Entries shown:
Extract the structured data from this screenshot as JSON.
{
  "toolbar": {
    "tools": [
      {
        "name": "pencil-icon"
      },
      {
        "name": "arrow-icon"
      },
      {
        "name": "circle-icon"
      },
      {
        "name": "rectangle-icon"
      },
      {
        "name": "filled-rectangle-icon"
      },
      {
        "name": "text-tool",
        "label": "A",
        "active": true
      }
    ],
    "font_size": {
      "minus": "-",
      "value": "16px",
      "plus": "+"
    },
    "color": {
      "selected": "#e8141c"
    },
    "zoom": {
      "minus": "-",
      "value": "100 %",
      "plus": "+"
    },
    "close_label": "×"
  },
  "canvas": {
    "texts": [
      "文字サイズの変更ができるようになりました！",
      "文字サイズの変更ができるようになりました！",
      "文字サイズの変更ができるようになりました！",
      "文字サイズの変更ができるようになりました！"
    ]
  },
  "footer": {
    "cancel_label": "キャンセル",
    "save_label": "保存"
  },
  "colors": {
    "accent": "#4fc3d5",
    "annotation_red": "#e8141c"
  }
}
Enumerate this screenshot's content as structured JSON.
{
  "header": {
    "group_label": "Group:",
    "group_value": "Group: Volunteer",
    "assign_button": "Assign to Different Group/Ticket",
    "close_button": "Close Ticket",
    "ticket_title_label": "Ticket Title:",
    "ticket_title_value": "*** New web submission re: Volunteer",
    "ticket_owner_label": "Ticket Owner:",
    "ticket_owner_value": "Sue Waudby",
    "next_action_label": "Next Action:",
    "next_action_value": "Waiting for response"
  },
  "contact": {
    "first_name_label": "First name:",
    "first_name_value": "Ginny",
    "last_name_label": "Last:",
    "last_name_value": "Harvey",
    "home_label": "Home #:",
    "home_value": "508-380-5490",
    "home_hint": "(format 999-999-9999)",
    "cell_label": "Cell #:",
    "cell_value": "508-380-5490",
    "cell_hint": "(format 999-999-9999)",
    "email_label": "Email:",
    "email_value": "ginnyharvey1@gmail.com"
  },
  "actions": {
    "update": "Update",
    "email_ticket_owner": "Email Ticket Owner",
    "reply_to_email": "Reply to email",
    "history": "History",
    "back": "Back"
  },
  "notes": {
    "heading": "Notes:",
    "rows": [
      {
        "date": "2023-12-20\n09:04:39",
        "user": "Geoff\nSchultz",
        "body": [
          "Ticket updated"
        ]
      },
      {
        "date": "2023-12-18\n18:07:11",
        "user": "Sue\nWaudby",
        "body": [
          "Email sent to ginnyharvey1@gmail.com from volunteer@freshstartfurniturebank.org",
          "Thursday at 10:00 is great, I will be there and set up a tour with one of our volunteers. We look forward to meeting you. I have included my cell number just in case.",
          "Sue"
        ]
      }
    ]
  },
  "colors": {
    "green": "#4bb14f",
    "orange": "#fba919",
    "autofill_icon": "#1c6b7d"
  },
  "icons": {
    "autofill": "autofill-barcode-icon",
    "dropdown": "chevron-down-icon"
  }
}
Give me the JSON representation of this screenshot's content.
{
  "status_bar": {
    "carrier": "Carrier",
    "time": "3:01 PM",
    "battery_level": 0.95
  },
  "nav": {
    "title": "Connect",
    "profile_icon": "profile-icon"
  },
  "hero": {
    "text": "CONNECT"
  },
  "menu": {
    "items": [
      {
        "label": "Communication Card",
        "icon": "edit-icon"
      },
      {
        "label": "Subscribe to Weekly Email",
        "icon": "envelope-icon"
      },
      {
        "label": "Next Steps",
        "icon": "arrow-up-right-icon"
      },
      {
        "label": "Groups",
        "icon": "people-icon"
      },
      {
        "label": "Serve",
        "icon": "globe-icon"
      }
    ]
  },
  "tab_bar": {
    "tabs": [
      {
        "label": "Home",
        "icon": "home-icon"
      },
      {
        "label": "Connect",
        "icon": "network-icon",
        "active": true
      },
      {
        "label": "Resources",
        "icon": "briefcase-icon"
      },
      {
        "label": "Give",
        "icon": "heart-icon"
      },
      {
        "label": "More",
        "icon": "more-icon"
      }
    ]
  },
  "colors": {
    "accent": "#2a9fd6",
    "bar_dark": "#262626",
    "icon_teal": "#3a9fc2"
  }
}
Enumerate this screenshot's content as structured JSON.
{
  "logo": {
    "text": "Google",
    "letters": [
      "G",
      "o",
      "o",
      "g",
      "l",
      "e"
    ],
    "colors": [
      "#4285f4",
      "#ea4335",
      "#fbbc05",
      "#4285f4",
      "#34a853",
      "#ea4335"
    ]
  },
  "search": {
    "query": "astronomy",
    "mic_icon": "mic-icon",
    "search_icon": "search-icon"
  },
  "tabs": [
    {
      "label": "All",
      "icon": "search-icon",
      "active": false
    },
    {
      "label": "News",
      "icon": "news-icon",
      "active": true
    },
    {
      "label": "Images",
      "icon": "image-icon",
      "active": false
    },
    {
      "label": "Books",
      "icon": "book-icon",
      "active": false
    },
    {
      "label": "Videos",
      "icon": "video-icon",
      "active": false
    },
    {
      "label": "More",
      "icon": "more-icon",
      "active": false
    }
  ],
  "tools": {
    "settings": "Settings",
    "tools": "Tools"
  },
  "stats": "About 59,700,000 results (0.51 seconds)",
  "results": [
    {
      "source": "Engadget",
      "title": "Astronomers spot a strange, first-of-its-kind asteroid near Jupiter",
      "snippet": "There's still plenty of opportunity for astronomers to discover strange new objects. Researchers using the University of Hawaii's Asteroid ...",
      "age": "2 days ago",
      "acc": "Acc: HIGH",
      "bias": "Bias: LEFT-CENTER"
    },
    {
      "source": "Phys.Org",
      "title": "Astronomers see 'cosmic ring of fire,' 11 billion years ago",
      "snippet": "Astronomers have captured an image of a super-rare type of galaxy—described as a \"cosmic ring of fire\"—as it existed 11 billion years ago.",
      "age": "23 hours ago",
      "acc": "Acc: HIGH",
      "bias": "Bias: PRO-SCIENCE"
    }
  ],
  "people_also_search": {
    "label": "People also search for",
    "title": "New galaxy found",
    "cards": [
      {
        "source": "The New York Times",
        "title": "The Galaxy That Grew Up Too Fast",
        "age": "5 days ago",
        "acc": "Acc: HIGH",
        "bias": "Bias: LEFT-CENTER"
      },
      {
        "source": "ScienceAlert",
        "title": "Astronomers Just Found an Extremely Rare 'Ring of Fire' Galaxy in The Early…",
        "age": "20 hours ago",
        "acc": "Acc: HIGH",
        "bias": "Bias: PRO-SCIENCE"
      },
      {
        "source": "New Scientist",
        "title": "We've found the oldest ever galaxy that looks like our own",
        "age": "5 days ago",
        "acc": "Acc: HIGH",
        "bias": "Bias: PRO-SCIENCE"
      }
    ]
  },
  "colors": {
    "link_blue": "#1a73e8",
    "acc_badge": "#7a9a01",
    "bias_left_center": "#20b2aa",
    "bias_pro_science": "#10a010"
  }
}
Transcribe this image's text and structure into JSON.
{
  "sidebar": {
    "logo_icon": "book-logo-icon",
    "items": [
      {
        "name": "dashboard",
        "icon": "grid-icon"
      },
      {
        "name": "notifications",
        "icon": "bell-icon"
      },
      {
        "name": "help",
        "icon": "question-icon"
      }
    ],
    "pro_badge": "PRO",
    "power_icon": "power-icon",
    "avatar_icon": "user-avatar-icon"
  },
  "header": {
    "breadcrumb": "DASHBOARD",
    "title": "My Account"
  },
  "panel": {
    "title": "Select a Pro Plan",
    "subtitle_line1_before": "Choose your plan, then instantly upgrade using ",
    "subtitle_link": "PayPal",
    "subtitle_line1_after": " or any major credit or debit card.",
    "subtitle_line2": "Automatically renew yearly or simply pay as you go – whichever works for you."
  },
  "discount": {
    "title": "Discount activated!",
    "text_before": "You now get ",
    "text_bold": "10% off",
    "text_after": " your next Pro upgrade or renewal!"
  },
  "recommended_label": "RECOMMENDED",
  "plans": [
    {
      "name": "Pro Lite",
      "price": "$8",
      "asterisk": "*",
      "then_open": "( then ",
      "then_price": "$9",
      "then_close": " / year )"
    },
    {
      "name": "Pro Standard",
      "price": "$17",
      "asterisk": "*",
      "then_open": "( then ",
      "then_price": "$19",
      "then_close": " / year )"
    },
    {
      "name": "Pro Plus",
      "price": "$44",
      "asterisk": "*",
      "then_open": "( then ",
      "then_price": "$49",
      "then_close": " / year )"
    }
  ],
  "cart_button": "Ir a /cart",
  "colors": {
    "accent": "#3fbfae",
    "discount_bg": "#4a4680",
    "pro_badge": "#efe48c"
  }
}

What to do:
Above are the records. Identify each line that contains the word "snippet".

Full solution:
      "snippet": "There's still plenty of opportunity for astronomers to discover strange new objects. Researchers using the University of Hawaii's Asteroid ...",
      "snippet": "Astronomers have captured an image of a super-rare type of galaxy—described as a \"cosmic ring of fire\"—as it existed 11 billion years ago.",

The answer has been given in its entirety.